| Records |
----------

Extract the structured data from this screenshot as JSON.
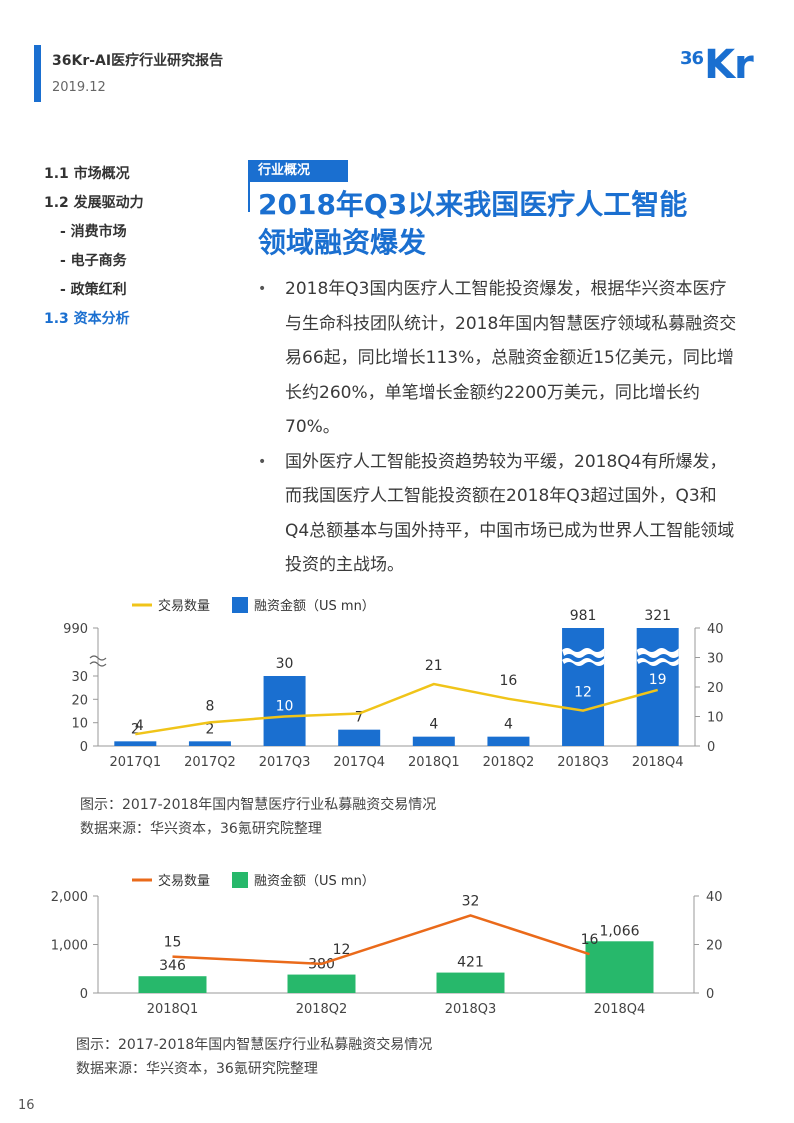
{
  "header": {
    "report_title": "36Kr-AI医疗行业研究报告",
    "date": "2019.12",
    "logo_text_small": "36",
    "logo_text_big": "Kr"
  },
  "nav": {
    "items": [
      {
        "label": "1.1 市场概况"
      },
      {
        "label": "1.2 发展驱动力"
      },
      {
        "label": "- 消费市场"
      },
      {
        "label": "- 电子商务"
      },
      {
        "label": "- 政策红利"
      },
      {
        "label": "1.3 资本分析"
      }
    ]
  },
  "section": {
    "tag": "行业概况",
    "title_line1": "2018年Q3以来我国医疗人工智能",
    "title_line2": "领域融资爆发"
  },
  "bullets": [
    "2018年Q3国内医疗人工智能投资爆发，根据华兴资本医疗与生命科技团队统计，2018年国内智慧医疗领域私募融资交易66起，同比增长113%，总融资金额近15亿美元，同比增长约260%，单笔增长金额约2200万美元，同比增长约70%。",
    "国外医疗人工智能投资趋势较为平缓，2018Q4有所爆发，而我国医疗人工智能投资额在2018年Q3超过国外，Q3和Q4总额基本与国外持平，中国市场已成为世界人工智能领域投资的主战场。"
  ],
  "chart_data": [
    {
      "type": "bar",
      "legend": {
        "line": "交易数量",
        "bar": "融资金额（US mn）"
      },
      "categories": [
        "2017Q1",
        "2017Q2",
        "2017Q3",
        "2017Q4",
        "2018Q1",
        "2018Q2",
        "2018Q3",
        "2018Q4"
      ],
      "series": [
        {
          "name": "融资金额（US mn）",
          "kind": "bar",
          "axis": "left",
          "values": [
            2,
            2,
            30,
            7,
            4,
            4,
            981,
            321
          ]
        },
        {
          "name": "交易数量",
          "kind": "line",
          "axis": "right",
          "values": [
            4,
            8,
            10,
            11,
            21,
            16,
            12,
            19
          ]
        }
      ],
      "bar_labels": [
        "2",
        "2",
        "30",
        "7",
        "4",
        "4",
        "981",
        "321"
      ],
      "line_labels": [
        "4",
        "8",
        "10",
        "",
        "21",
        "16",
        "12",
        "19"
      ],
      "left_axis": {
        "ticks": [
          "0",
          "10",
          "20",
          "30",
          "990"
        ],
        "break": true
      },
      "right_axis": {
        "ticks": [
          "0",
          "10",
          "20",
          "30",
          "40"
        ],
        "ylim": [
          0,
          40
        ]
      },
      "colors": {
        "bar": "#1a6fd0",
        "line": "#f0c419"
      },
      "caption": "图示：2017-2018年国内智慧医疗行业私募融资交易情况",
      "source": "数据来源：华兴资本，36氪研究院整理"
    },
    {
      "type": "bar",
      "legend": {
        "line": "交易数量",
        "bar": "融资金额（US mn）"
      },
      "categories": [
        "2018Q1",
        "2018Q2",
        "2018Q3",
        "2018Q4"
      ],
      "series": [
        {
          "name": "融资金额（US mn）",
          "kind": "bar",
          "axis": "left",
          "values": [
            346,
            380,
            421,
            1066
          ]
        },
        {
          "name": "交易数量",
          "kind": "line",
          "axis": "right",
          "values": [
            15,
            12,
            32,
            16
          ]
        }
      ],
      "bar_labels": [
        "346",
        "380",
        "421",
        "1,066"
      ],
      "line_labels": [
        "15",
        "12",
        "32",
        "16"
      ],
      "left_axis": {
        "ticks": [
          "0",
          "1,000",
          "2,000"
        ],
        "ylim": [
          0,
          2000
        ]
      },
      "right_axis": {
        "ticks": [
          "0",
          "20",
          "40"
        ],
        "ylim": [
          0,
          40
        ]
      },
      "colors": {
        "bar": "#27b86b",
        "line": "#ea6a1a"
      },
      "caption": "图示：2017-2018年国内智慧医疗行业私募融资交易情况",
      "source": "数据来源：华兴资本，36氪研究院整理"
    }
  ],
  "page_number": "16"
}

----------

| SET EXERCISE |
Pictures stay out; reproduce every line of the records exactly.

| TASK RESPONSE |
Extract the structured data from this screenshot as JSON.
{
  "header": {
    "report_title": "36Kr-AI医疗行业研究报告",
    "date": "2019.12",
    "logo_text_small": "36",
    "logo_text_big": "Kr"
  },
  "nav": {
    "items": [
      {
        "label": "1.1 市场概况"
      },
      {
        "label": "1.2 发展驱动力"
      },
      {
        "label": "- 消费市场"
      },
      {
        "label": "- 电子商务"
      },
      {
        "label": "- 政策红利"
      },
      {
        "label": "1.3 资本分析"
      }
    ]
  },
  "section": {
    "tag": "行业概况",
    "title_line1": "2018年Q3以来我国医疗人工智能",
    "title_line2": "领域融资爆发"
  },
  "bullets": [
    "2018年Q3国内医疗人工智能投资爆发，根据华兴资本医疗与生命科技团队统计，2018年国内智慧医疗领域私募融资交易66起，同比增长113%，总融资金额近15亿美元，同比增长约260%，单笔增长金额约2200万美元，同比增长约70%。",
    "国外医疗人工智能投资趋势较为平缓，2018Q4有所爆发，而我国医疗人工智能投资额在2018年Q3超过国外，Q3和Q4总额基本与国外持平，中国市场已成为世界人工智能领域投资的主战场。"
  ],
  "chart_data": [
    {
      "type": "bar",
      "legend": {
        "line": "交易数量",
        "bar": "融资金额（US mn）"
      },
      "categories": [
        "2017Q1",
        "2017Q2",
        "2017Q3",
        "2017Q4",
        "2018Q1",
        "2018Q2",
        "2018Q3",
        "2018Q4"
      ],
      "series": [
        {
          "name": "融资金额（US mn）",
          "kind": "bar",
          "axis": "left",
          "values": [
            2,
            2,
            30,
            7,
            4,
            4,
            981,
            321
          ]
        },
        {
          "name": "交易数量",
          "kind": "line",
          "axis": "right",
          "values": [
            4,
            8,
            10,
            11,
            21,
            16,
            12,
            19
          ]
        }
      ],
      "bar_labels": [
        "2",
        "2",
        "30",
        "7",
        "4",
        "4",
        "981",
        "321"
      ],
      "line_labels": [
        "4",
        "8",
        "10",
        "",
        "21",
        "16",
        "12",
        "19"
      ],
      "left_axis": {
        "ticks": [
          "0",
          "10",
          "20",
          "30",
          "990"
        ],
        "break": true
      },
      "right_axis": {
        "ticks": [
          "0",
          "10",
          "20",
          "30",
          "40"
        ],
        "ylim": [
          0,
          40
        ]
      },
      "colors": {
        "bar": "#1a6fd0",
        "line": "#f0c419"
      },
      "caption": "图示：2017-2018年国内智慧医疗行业私募融资交易情况",
      "source": "数据来源：华兴资本，36氪研究院整理"
    },
    {
      "type": "bar",
      "legend": {
        "line": "交易数量",
        "bar": "融资金额（US mn）"
      },
      "categories": [
        "2018Q1",
        "2018Q2",
        "2018Q3",
        "2018Q4"
      ],
      "series": [
        {
          "name": "融资金额（US mn）",
          "kind": "bar",
          "axis": "left",
          "values": [
            346,
            380,
            421,
            1066
          ]
        },
        {
          "name": "交易数量",
          "kind": "line",
          "axis": "right",
          "values": [
            15,
            12,
            32,
            16
          ]
        }
      ],
      "bar_labels": [
        "346",
        "380",
        "421",
        "1,066"
      ],
      "line_labels": [
        "15",
        "12",
        "32",
        "16"
      ],
      "left_axis": {
        "ticks": [
          "0",
          "1,000",
          "2,000"
        ],
        "ylim": [
          0,
          2000
        ]
      },
      "right_axis": {
        "ticks": [
          "0",
          "20",
          "40"
        ],
        "ylim": [
          0,
          40
        ]
      },
      "colors": {
        "bar": "#27b86b",
        "line": "#ea6a1a"
      },
      "caption": "图示：2017-2018年国内智慧医疗行业私募融资交易情况",
      "source": "数据来源：华兴资本，36氪研究院整理"
    }
  ],
  "page_number": "16"
}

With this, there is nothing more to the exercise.